Excerpts from a figure dataset
* * * * *
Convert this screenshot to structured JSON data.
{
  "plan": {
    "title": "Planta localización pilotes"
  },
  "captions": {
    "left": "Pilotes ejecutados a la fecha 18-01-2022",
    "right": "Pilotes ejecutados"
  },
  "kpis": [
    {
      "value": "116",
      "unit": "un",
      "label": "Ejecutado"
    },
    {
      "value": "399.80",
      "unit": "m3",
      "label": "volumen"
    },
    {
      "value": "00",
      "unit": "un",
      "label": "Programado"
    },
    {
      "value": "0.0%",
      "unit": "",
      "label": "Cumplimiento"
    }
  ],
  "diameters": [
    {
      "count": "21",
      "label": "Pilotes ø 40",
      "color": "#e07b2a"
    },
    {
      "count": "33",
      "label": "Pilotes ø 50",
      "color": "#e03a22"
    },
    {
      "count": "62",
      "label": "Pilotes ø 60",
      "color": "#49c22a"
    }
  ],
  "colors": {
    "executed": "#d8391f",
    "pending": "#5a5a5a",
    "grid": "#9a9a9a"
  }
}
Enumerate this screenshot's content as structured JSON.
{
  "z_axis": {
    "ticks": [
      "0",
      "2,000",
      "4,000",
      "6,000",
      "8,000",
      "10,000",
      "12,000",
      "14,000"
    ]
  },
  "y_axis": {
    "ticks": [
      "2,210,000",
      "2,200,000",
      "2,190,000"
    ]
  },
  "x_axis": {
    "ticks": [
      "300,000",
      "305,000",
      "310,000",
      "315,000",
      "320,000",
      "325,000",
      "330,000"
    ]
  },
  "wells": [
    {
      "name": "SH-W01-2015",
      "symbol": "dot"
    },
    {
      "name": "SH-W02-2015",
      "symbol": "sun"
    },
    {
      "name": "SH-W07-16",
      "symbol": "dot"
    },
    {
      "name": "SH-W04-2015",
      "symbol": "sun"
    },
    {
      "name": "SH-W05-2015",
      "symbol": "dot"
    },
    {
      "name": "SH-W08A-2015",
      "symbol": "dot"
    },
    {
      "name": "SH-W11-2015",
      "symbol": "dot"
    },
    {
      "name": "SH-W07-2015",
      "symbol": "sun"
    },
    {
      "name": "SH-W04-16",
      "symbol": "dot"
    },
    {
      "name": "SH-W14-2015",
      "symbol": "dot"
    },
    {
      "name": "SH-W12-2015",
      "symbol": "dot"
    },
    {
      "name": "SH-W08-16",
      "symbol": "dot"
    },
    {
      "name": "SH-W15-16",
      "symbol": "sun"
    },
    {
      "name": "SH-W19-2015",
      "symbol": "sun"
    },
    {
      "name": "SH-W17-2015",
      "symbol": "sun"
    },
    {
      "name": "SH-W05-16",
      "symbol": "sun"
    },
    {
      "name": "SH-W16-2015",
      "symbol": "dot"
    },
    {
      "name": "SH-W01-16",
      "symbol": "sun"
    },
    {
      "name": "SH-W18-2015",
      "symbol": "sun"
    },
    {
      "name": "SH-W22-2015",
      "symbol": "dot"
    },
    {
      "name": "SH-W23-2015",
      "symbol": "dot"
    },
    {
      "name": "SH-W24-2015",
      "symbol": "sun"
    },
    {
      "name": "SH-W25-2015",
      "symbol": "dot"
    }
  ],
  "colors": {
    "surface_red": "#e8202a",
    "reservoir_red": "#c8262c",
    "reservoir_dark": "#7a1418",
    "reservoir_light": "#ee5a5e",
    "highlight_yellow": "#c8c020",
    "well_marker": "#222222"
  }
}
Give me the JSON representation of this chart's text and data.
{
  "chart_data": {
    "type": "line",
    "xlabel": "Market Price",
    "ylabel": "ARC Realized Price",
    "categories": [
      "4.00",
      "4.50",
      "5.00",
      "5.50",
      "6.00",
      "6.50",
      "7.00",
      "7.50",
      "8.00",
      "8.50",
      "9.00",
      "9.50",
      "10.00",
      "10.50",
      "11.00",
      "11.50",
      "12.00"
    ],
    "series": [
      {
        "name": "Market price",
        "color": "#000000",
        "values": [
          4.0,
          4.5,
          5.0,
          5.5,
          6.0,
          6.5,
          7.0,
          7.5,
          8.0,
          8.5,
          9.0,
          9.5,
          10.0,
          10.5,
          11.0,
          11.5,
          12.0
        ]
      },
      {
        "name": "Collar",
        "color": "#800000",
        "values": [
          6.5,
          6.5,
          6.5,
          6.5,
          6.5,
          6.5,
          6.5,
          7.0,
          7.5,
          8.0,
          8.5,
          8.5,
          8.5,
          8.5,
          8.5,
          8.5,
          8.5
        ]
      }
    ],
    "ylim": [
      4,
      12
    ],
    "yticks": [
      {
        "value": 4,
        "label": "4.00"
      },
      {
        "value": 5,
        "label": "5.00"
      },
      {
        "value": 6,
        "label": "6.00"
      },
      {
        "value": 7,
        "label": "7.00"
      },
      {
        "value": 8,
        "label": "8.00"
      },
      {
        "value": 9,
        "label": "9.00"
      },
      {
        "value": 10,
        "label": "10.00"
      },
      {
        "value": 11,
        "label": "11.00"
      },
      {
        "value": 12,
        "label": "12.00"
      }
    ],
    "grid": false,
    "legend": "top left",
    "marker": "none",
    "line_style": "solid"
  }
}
* * * * *
■ **WHAT YOU SHOULD DO**: Print the listing above in its entirety, with every line exact.

■ **WRITTEN RESPONSE**:
Convert this screenshot to structured JSON data.
{
  "plan": {
    "title": "Planta localización pilotes"
  },
  "captions": {
    "left": "Pilotes ejecutados a la fecha 18-01-2022",
    "right": "Pilotes ejecutados"
  },
  "kpis": [
    {
      "value": "116",
      "unit": "un",
      "label": "Ejecutado"
    },
    {
      "value": "399.80",
      "unit": "m3",
      "label": "volumen"
    },
    {
      "value": "00",
      "unit": "un",
      "label": "Programado"
    },
    {
      "value": "0.0%",
      "unit": "",
      "label": "Cumplimiento"
    }
  ],
  "diameters": [
    {
      "count": "21",
      "label": "Pilotes ø 40",
      "color": "#e07b2a"
    },
    {
      "count": "33",
      "label": "Pilotes ø 50",
      "color": "#e03a22"
    },
    {
      "count": "62",
      "label": "Pilotes ø 60",
      "color": "#49c22a"
    }
  ],
  "colors": {
    "executed": "#d8391f",
    "pending": "#5a5a5a",
    "grid": "#9a9a9a"
  }
}
Enumerate this screenshot's content as structured JSON.
{
  "z_axis": {
    "ticks": [
      "0",
      "2,000",
      "4,000",
      "6,000",
      "8,000",
      "10,000",
      "12,000",
      "14,000"
    ]
  },
  "y_axis": {
    "ticks": [
      "2,210,000",
      "2,200,000",
      "2,190,000"
    ]
  },
  "x_axis": {
    "ticks": [
      "300,000",
      "305,000",
      "310,000",
      "315,000",
      "320,000",
      "325,000",
      "330,000"
    ]
  },
  "wells": [
    {
      "name": "SH-W01-2015",
      "symbol": "dot"
    },
    {
      "name": "SH-W02-2015",
      "symbol": "sun"
    },
    {
      "name": "SH-W07-16",
      "symbol": "dot"
    },
    {
      "name": "SH-W04-2015",
      "symbol": "sun"
    },
    {
      "name": "SH-W05-2015",
      "symbol": "dot"
    },
    {
      "name": "SH-W08A-2015",
      "symbol": "dot"
    },
    {
      "name": "SH-W11-2015",
      "symbol": "dot"
    },
    {
      "name": "SH-W07-2015",
      "symbol": "sun"
    },
    {
      "name": "SH-W04-16",
      "symbol": "dot"
    },
    {
      "name": "SH-W14-2015",
      "symbol": "dot"
    },
    {
      "name": "SH-W12-2015",
      "symbol": "dot"
    },
    {
      "name": "SH-W08-16",
      "symbol": "dot"
    },
    {
      "name": "SH-W15-16",
      "symbol": "sun"
    },
    {
      "name": "SH-W19-2015",
      "symbol": "sun"
    },
    {
      "name": "SH-W17-2015",
      "symbol": "sun"
    },
    {
      "name": "SH-W05-16",
      "symbol": "sun"
    },
    {
      "name": "SH-W16-2015",
      "symbol": "dot"
    },
    {
      "name": "SH-W01-16",
      "symbol": "sun"
    },
    {
      "name": "SH-W18-2015",
      "symbol": "sun"
    },
    {
      "name": "SH-W22-2015",
      "symbol": "dot"
    },
    {
      "name": "SH-W23-2015",
      "symbol": "dot"
    },
    {
      "name": "SH-W24-2015",
      "symbol": "sun"
    },
    {
      "name": "SH-W25-2015",
      "symbol": "dot"
    }
  ],
  "colors": {
    "surface_red": "#e8202a",
    "reservoir_red": "#c8262c",
    "reservoir_dark": "#7a1418",
    "reservoir_light": "#ee5a5e",
    "highlight_yellow": "#c8c020",
    "well_marker": "#222222"
  }
}
Give me the JSON representation of this chart's text and data.
{
  "chart_data": {
    "type": "line",
    "xlabel": "Market Price",
    "ylabel": "ARC Realized Price",
    "categories": [
      "4.00",
      "4.50",
      "5.00",
      "5.50",
      "6.00",
      "6.50",
      "7.00",
      "7.50",
      "8.00",
      "8.50",
      "9.00",
      "9.50",
      "10.00",
      "10.50",
      "11.00",
      "11.50",
      "12.00"
    ],
    "series": [
      {
        "name": "Market price",
        "color": "#000000",
        "values": [
          4.0,
          4.5,
          5.0,
          5.5,
          6.0,
          6.5,
          7.0,
          7.5,
          8.0,
          8.5,
          9.0,
          9.5,
          10.0,
          10.5,
          11.0,
          11.5,
          12.0
        ]
      },
      {
        "name": "Collar",
        "color": "#800000",
        "values": [
          6.5,
          6.5,
          6.5,
          6.5,
          6.5,
          6.5,
          6.5,
          7.0,
          7.5,
          8.0,
          8.5,
          8.5,
          8.5,
          8.5,
          8.5,
          8.5,
          8.5
        ]
      }
    ],
    "ylim": [
      4,
      12
    ],
    "yticks": [
      {
        "value": 4,
        "label": "4.00"
      },
      {
        "value": 5,
        "label": "5.00"
      },
      {
        "value": 6,
        "label": "6.00"
      },
      {
        "value": 7,
        "label": "7.00"
      },
      {
        "value": 8,
        "label": "8.00"
      },
      {
        "value": 9,
        "label": "9.00"
      },
      {
        "value": 10,
        "label": "10.00"
      },
      {
        "value": 11,
        "label": "11.00"
      },
      {
        "value": 12,
        "label": "12.00"
      }
    ],
    "grid": false,
    "legend": "top left",
    "marker": "none",
    "line_style": "solid"
  }
}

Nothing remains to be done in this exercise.